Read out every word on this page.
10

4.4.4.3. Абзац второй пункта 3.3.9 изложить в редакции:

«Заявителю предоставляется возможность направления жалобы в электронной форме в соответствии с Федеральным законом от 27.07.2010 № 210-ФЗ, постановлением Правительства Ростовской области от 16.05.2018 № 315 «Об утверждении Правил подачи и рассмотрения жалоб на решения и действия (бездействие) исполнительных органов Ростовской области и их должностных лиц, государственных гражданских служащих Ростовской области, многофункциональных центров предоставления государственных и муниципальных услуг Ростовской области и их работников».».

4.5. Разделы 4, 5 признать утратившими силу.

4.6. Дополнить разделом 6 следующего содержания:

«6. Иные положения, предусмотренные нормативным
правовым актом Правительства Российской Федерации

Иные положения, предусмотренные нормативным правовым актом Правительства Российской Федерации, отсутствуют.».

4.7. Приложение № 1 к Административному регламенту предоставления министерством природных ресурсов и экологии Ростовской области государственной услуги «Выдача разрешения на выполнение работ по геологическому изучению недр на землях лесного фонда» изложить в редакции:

────────────────────────────────────────

Every entry should be printed again exactly as written.

Read out every word on this page.
10

4.4.4.3. Абзац второй пункта 3.3.9 изложить в редакции:

«Заявителю предоставляется возможность направления жалобы в электронной форме в соответствии с Федеральным законом от 27.07.2010 № 210-ФЗ, постановлением Правительства Ростовской области от 16.05.2018 № 315 «Об утверждении Правил подачи и рассмотрения жалоб на решения и действия (бездействие) исполнительных органов Ростовской области и их должностных лиц, государственных гражданских служащих Ростовской области, многофункциональных центров предоставления государственных и муниципальных услуг Ростовской области и их работников».».

4.5. Разделы 4, 5 признать утратившими силу.

4.6. Дополнить разделом 6 следующего содержания:

«6. Иные положения, предусмотренные нормативным
правовым актом Правительства Российской Федерации

Иные положения, предусмотренные нормативным правовым актом Правительства Российской Федерации, отсутствуют.».

4.7. Приложение № 1 к Административному регламенту предоставления министерством природных ресурсов и экологии Ростовской области государственной услуги «Выдача разрешения на выполнение работ по геологическому изучению недр на землях лесного фонда» изложить в редакции:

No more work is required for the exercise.